* start *
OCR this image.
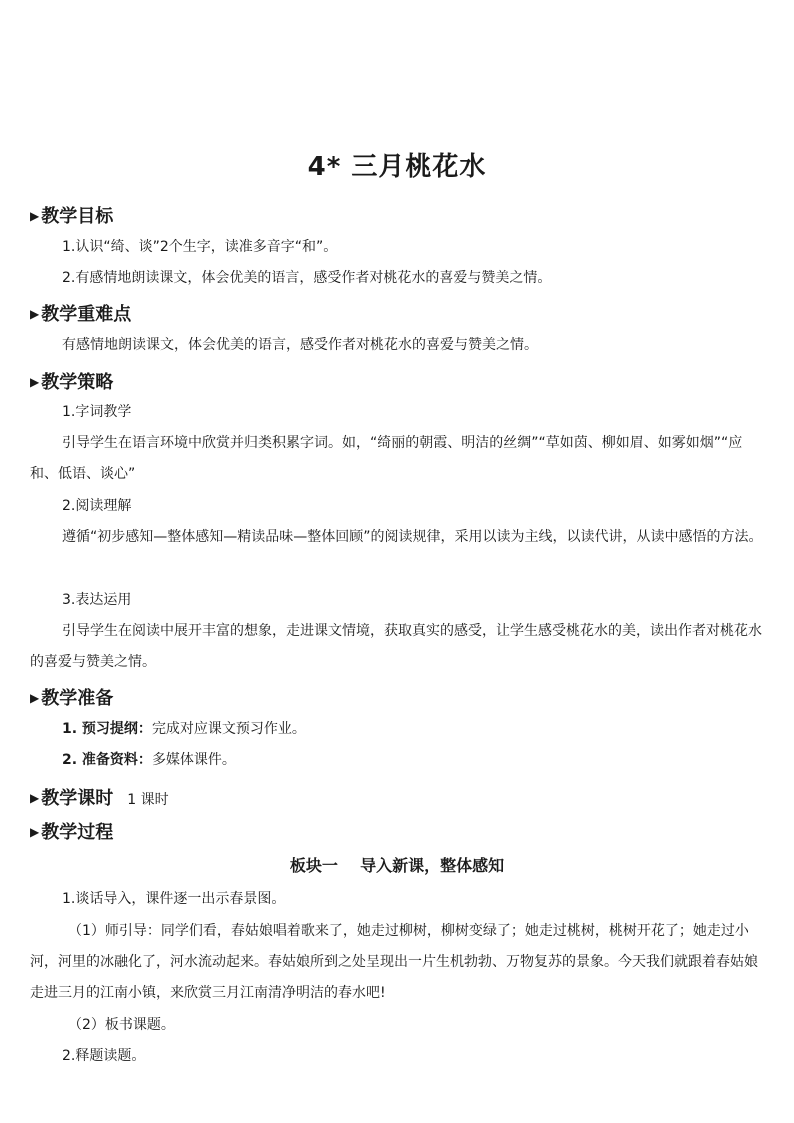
4* 三月桃花水
▶ 教学目标
1.认识“绮、谈”2个生字，读准多音字“和”。
2.有感情地朗读课文，体会优美的语言，感受作者对桃花水的喜爱与赞美之情。
▶ 教学重难点
有感情地朗读课文，体会优美的语言，感受作者对桃花水的喜爱与赞美之情。
▶ 教学策略
1.字词教学
引导学生在语言环境中欣赏并归类积累字词。如，“绮丽的朝霞、明洁的丝绸”“草如茵、柳如眉、如雾如烟”“应和、低语、谈心”
2.阅读理解
遵循“初步感知—整体感知—精读品味—整体回顾”的阅读规律，采用以读为主线，以读代讲，从读中感悟的方法。
3.表达运用
引导学生在阅读中展开丰富的想象，走进课文情境，获取真实的感受，让学生感受桃花水的美，读出作者对桃花水的喜爱与赞美之情。
▶ 教学准备
1. 预习提纲：完成对应课文预习作业。
2. 准备资料：多媒体课件。
▶ 教学课时 1 课时
▶ 教学过程
板块一    导入新课，整体感知
1.谈话导入，课件逐一出示春景图。
（1）师引导：同学们看，春姑娘唱着歌来了，她走过柳树，柳树变绿了；她走过桃树，桃树开花了；她走过小河，河里的冰融化了，河水流动起来。春姑娘所到之处呈现出一片生机勃勃、万物复苏的景象。今天我们就跟着春姑娘走进三月的江南小镇，来欣赏三月江南清净明洁的春水吧!
（2）板书课题。
2.释题读题。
* end *
*STATED EXERCISE:* Identify every line holding the word "体会优美的语言" and copy it out.

*RESPONSE:*
2.有感情地朗读课文，体会优美的语言，感受作者对桃花水的喜爱与赞美之情。
有感情地朗读课文，体会优美的语言，感受作者对桃花水的喜爱与赞美之情。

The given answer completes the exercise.